§ DATA TO PROCESS
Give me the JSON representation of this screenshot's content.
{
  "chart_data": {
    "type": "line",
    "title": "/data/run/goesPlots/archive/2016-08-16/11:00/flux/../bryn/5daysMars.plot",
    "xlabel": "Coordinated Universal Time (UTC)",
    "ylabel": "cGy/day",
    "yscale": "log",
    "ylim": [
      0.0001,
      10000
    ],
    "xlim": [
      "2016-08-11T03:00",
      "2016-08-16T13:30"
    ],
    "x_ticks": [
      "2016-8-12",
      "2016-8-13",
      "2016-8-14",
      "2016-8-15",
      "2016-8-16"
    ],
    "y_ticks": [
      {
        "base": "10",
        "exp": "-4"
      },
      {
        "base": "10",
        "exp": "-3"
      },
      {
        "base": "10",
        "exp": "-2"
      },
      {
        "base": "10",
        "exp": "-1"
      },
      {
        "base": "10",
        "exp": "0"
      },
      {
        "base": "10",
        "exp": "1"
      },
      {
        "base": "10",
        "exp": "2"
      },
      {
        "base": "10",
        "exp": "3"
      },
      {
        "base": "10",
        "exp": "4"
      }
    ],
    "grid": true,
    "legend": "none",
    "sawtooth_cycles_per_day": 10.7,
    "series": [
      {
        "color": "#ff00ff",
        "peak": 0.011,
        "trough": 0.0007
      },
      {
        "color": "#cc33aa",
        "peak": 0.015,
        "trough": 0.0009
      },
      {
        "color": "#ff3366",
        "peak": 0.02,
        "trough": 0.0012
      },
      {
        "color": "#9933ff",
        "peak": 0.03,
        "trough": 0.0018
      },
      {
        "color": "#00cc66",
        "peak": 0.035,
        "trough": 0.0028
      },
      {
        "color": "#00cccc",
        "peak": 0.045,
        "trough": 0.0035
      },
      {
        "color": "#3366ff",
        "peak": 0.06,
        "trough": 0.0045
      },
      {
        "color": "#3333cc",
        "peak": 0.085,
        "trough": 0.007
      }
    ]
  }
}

§ YOUR TASK
Copy all data exactly, start to finish.

§ WORKED ANSWER
Give me the JSON representation of this screenshot's content.
{
  "chart_data": {
    "type": "line",
    "title": "/data/run/goesPlots/archive/2016-08-16/11:00/flux/../bryn/5daysMars.plot",
    "xlabel": "Coordinated Universal Time (UTC)",
    "ylabel": "cGy/day",
    "yscale": "log",
    "ylim": [
      0.0001,
      10000
    ],
    "xlim": [
      "2016-08-11T03:00",
      "2016-08-16T13:30"
    ],
    "x_ticks": [
      "2016-8-12",
      "2016-8-13",
      "2016-8-14",
      "2016-8-15",
      "2016-8-16"
    ],
    "y_ticks": [
      {
        "base": "10",
        "exp": "-4"
      },
      {
        "base": "10",
        "exp": "-3"
      },
      {
        "base": "10",
        "exp": "-2"
      },
      {
        "base": "10",
        "exp": "-1"
      },
      {
        "base": "10",
        "exp": "0"
      },
      {
        "base": "10",
        "exp": "1"
      },
      {
        "base": "10",
        "exp": "2"
      },
      {
        "base": "10",
        "exp": "3"
      },
      {
        "base": "10",
        "exp": "4"
      }
    ],
    "grid": true,
    "legend": "none",
    "sawtooth_cycles_per_day": 10.7,
    "series": [
      {
        "color": "#ff00ff",
        "peak": 0.011,
        "trough": 0.0007
      },
      {
        "color": "#cc33aa",
        "peak": 0.015,
        "trough": 0.0009
      },
      {
        "color": "#ff3366",
        "peak": 0.02,
        "trough": 0.0012
      },
      {
        "color": "#9933ff",
        "peak": 0.03,
        "trough": 0.0018
      },
      {
        "color": "#00cc66",
        "peak": 0.035,
        "trough": 0.0028
      },
      {
        "color": "#00cccc",
        "peak": 0.045,
        "trough": 0.0035
      },
      {
        "color": "#3366ff",
        "peak": 0.06,
        "trough": 0.0045
      },
      {
        "color": "#3333cc",
        "peak": 0.085,
        "trough": 0.007
      }
    ]
  }
}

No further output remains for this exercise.